Data entries —
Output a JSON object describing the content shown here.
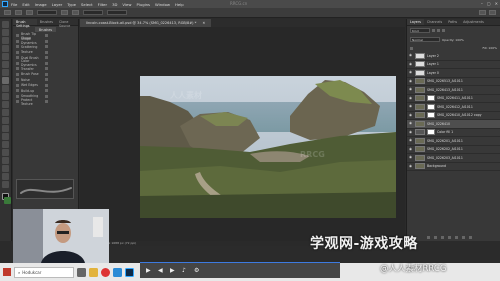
{
  "menubar": {
    "items": [
      "File",
      "Edit",
      "Image",
      "Layer",
      "Type",
      "Select",
      "Filter",
      "3D",
      "View",
      "Plugins",
      "Window",
      "Help"
    ],
    "center_watermark": "RRCG.cn"
  },
  "left_panel": {
    "tabs": [
      "Brush Settings",
      "Brushes",
      "Clone Source"
    ],
    "header": "Brushes",
    "settings": [
      "Brush Tip Shape",
      "Shape Dynamics",
      "Scattering",
      "Texture",
      "Dual Brush",
      "Color Dynamics",
      "Transfer",
      "Brush Pose",
      "Noise",
      "Wet Edges",
      "Build-up",
      "Smoothing",
      "Protect Texture"
    ]
  },
  "document": {
    "tab_title": "lincoln-coast-Block-all.psd @ 34.7% (SMG_0226413, RGB/8#) *",
    "status": "34.72%   3000 px x 1688 px (72 ppi)"
  },
  "right_panel": {
    "tabs": [
      "Layers",
      "Channels",
      "Paths",
      "Adjustments"
    ],
    "filter_label": "Kind",
    "blend_mode": "Normal",
    "opacity_label": "Opacity: 100%",
    "fill_label": "Fill: 100%",
    "layers": [
      {
        "name": "Layer 2",
        "type": "light"
      },
      {
        "name": "Layer 1",
        "type": "light"
      },
      {
        "name": "Layer 0",
        "type": "light"
      },
      {
        "name": "SMG_0226513_AI1011",
        "type": "photo"
      },
      {
        "name": "SMG_0226413_AI1011",
        "type": "photo"
      },
      {
        "name": "SMG_0226411_AI1011",
        "type": "photo",
        "mask": true
      },
      {
        "name": "SMG_0226412_AI1011",
        "type": "photo",
        "mask": true
      },
      {
        "name": "SMG_0226410_AI1012 copy",
        "type": "photo",
        "mask": true
      },
      {
        "name": "SMG_0226410",
        "type": "photo",
        "selected": true
      },
      {
        "name": "Color fill 1",
        "type": "dark",
        "mask": true
      },
      {
        "name": "SMG_0226201_AI1011",
        "type": "photo"
      },
      {
        "name": "SMG_0226202_AI1011",
        "type": "photo"
      },
      {
        "name": "SMG_0226203_AI1011",
        "type": "photo"
      },
      {
        "name": "Background",
        "type": "photo"
      }
    ]
  },
  "taskbar": {
    "search_placeholder": "Hodukcar"
  },
  "watermarks": {
    "main": "学观网-游戏攻略",
    "bottom": "@人人素材RRCG"
  },
  "colors": {
    "accent": "#3d7ae0",
    "ps_bg": "#2b2b2b",
    "panel": "#383838"
  }
}
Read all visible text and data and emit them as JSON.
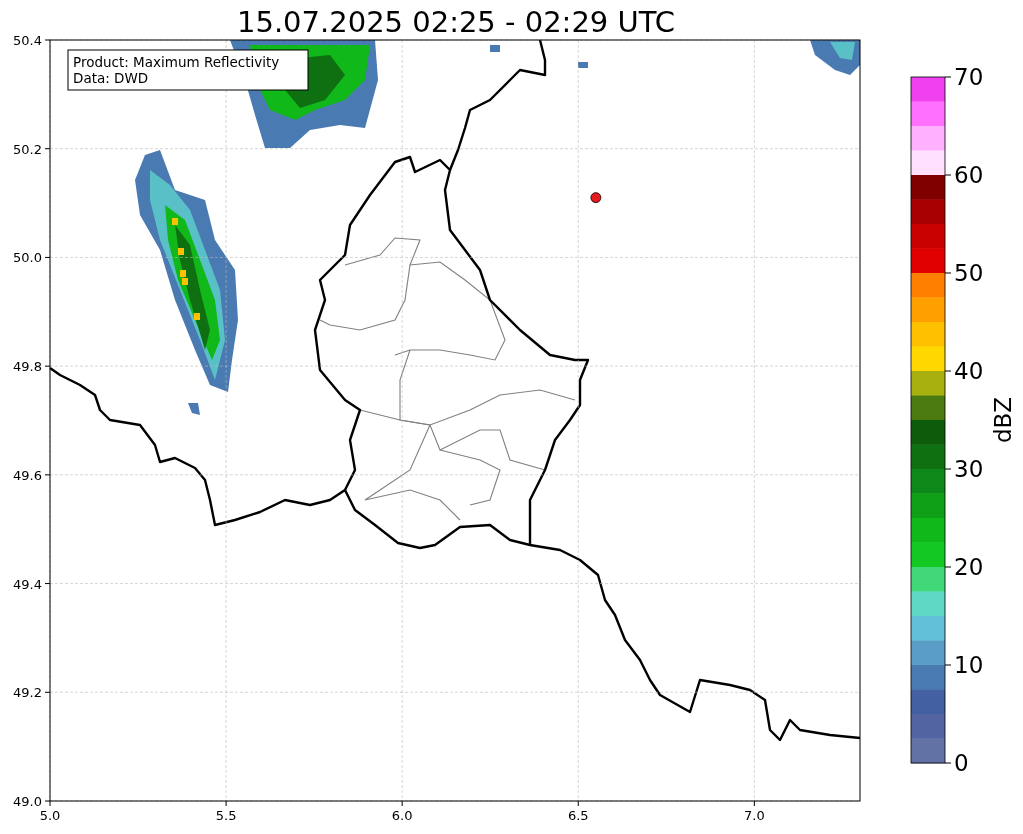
{
  "chart": {
    "info": [
      "Product: Maximum Reflectivity",
      "Data: DWD"
    ],
    "chart_data": {
      "type": "scatter",
      "title": "15.07.2025 02:25 - 02:29 UTC",
      "xlim": [
        5,
        7.3
      ],
      "ylim": [
        49,
        50.4
      ],
      "xticks": [
        {
          "value": 5,
          "label": "5.0"
        },
        {
          "value": 5.5,
          "label": "5.5"
        },
        {
          "value": 6,
          "label": "6.0"
        },
        {
          "value": 6.5,
          "label": "6.5"
        },
        {
          "value": 7,
          "label": "7.0"
        }
      ],
      "yticks": [
        {
          "value": 49,
          "label": "49.0"
        },
        {
          "value": 49.2,
          "label": "49.2"
        },
        {
          "value": 49.4,
          "label": "49.4"
        },
        {
          "value": 49.6,
          "label": "49.6"
        },
        {
          "value": 49.8,
          "label": "49.8"
        },
        {
          "value": 50,
          "label": "50.0"
        },
        {
          "value": 50.2,
          "label": "50.2"
        },
        {
          "value": 50.4,
          "label": "50.4"
        }
      ],
      "x": [
        6.55
      ],
      "grid": true,
      "series": [
        {
          "color": "#e41a1c",
          "values": [
            50.11
          ]
        }
      ]
    }
  },
  "colorbar": {
    "label": "dBZ",
    "ticks": [
      "70",
      "60",
      "50",
      "40",
      "30",
      "20",
      "10",
      "0"
    ],
    "bins": [
      {
        "color": "#f040f0"
      },
      {
        "color": "#ff70ff"
      },
      {
        "color": "#ffb0ff"
      },
      {
        "color": "#ffe0ff"
      },
      {
        "color": "#800000"
      },
      {
        "color": "#a80000"
      },
      {
        "color": "#c80000"
      },
      {
        "color": "#e00000"
      },
      {
        "color": "#ff8000"
      },
      {
        "color": "#ffa000"
      },
      {
        "color": "#ffc000"
      },
      {
        "color": "#ffd800"
      },
      {
        "color": "#a8b010"
      },
      {
        "color": "#4a7a10"
      },
      {
        "color": "#0c5c0c"
      },
      {
        "color": "#0e7010"
      },
      {
        "color": "#0e8818"
      },
      {
        "color": "#10a018"
      },
      {
        "color": "#10b81a"
      },
      {
        "color": "#12c822"
      },
      {
        "color": "#40d878"
      },
      {
        "color": "#60d8c6"
      },
      {
        "color": "#62c0d8"
      },
      {
        "color": "#5a9ec8"
      },
      {
        "color": "#4a7ab2"
      },
      {
        "color": "#4260a2"
      },
      {
        "color": "#5264a2"
      },
      {
        "color": "#6272a4"
      }
    ]
  }
}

Work to do — Copy every line of the data word for word, omitting the images.

Solution to the problem —
Output a JSON object describing the content shown here.
{
  "menubar": {
    "items": [
      "File",
      "Edit",
      "Image",
      "Layer",
      "Type",
      "Select",
      "Filter",
      "3D",
      "View",
      "Plugins",
      "Window",
      "Help"
    ],
    "center_watermark": "RRCG.cn"
  },
  "left_panel": {
    "tabs": [
      "Brush Settings",
      "Brushes",
      "Clone Source"
    ],
    "header": "Brushes",
    "settings": [
      "Brush Tip Shape",
      "Shape Dynamics",
      "Scattering",
      "Texture",
      "Dual Brush",
      "Color Dynamics",
      "Transfer",
      "Brush Pose",
      "Noise",
      "Wet Edges",
      "Build-up",
      "Smoothing",
      "Protect Texture"
    ]
  },
  "document": {
    "tab_title": "lincoln-coast-Block-all.psd @ 34.7% (SMG_0226413, RGB/8#) *",
    "status": "34.72%   3000 px x 1688 px (72 ppi)"
  },
  "right_panel": {
    "tabs": [
      "Layers",
      "Channels",
      "Paths",
      "Adjustments"
    ],
    "filter_label": "Kind",
    "blend_mode": "Normal",
    "opacity_label": "Opacity: 100%",
    "fill_label": "Fill: 100%",
    "layers": [
      {
        "name": "Layer 2",
        "type": "light"
      },
      {
        "name": "Layer 1",
        "type": "light"
      },
      {
        "name": "Layer 0",
        "type": "light"
      },
      {
        "name": "SMG_0226513_AI1011",
        "type": "photo"
      },
      {
        "name": "SMG_0226413_AI1011",
        "type": "photo"
      },
      {
        "name": "SMG_0226411_AI1011",
        "type": "photo",
        "mask": true
      },
      {
        "name": "SMG_0226412_AI1011",
        "type": "photo",
        "mask": true
      },
      {
        "name": "SMG_0226410_AI1012 copy",
        "type": "photo",
        "mask": true
      },
      {
        "name": "SMG_0226410",
        "type": "photo",
        "selected": true
      },
      {
        "name": "Color fill 1",
        "type": "dark",
        "mask": true
      },
      {
        "name": "SMG_0226201_AI1011",
        "type": "photo"
      },
      {
        "name": "SMG_0226202_AI1011",
        "type": "photo"
      },
      {
        "name": "SMG_0226203_AI1011",
        "type": "photo"
      },
      {
        "name": "Background",
        "type": "photo"
      }
    ]
  },
  "taskbar": {
    "search_placeholder": "Hodukcar"
  },
  "watermarks": {
    "main": "学观网-游戏攻略",
    "bottom": "@人人素材RRCG"
  },
  "colors": {
    "accent": "#3d7ae0",
    "ps_bg": "#2b2b2b",
    "panel": "#383838"
  }
}
Read all visible text and data and emit them as JSON.
{
  "chart": {
    "info": [
      "Product: Maximum Reflectivity",
      "Data: DWD"
    ],
    "chart_data": {
      "type": "scatter",
      "title": "15.07.2025 02:25 - 02:29 UTC",
      "xlim": [
        5,
        7.3
      ],
      "ylim": [
        49,
        50.4
      ],
      "xticks": [
        {
          "value": 5,
          "label": "5.0"
        },
        {
          "value": 5.5,
          "label": "5.5"
        },
        {
          "value": 6,
          "label": "6.0"
        },
        {
          "value": 6.5,
          "label": "6.5"
        },
        {
          "value": 7,
          "label": "7.0"
        }
      ],
      "yticks": [
        {
          "value": 49,
          "label": "49.0"
        },
        {
          "value": 49.2,
          "label": "49.2"
        },
        {
          "value": 49.4,
          "label": "49.4"
        },
        {
          "value": 49.6,
          "label": "49.6"
        },
        {
          "value": 49.8,
          "label": "49.8"
        },
        {
          "value": 50,
          "label": "50.0"
        },
        {
          "value": 50.2,
          "label": "50.2"
        },
        {
          "value": 50.4,
          "label": "50.4"
        }
      ],
      "x": [
        6.55
      ],
      "grid": true,
      "series": [
        {
          "color": "#e41a1c",
          "values": [
            50.11
          ]
        }
      ]
    }
  },
  "colorbar": {
    "label": "dBZ",
    "ticks": [
      "70",
      "60",
      "50",
      "40",
      "30",
      "20",
      "10",
      "0"
    ],
    "bins": [
      {
        "color": "#f040f0"
      },
      {
        "color": "#ff70ff"
      },
      {
        "color": "#ffb0ff"
      },
      {
        "color": "#ffe0ff"
      },
      {
        "color": "#800000"
      },
      {
        "color": "#a80000"
      },
      {
        "color": "#c80000"
      },
      {
        "color": "#e00000"
      },
      {
        "color": "#ff8000"
      },
      {
        "color": "#ffa000"
      },
      {
        "color": "#ffc000"
      },
      {
        "color": "#ffd800"
      },
      {
        "color": "#a8b010"
      },
      {
        "color": "#4a7a10"
      },
      {
        "color": "#0c5c0c"
      },
      {
        "color": "#0e7010"
      },
      {
        "color": "#0e8818"
      },
      {
        "color": "#10a018"
      },
      {
        "color": "#10b81a"
      },
      {
        "color": "#12c822"
      },
      {
        "color": "#40d878"
      },
      {
        "color": "#60d8c6"
      },
      {
        "color": "#62c0d8"
      },
      {
        "color": "#5a9ec8"
      },
      {
        "color": "#4a7ab2"
      },
      {
        "color": "#4260a2"
      },
      {
        "color": "#5264a2"
      },
      {
        "color": "#6272a4"
      }
    ]
  }
}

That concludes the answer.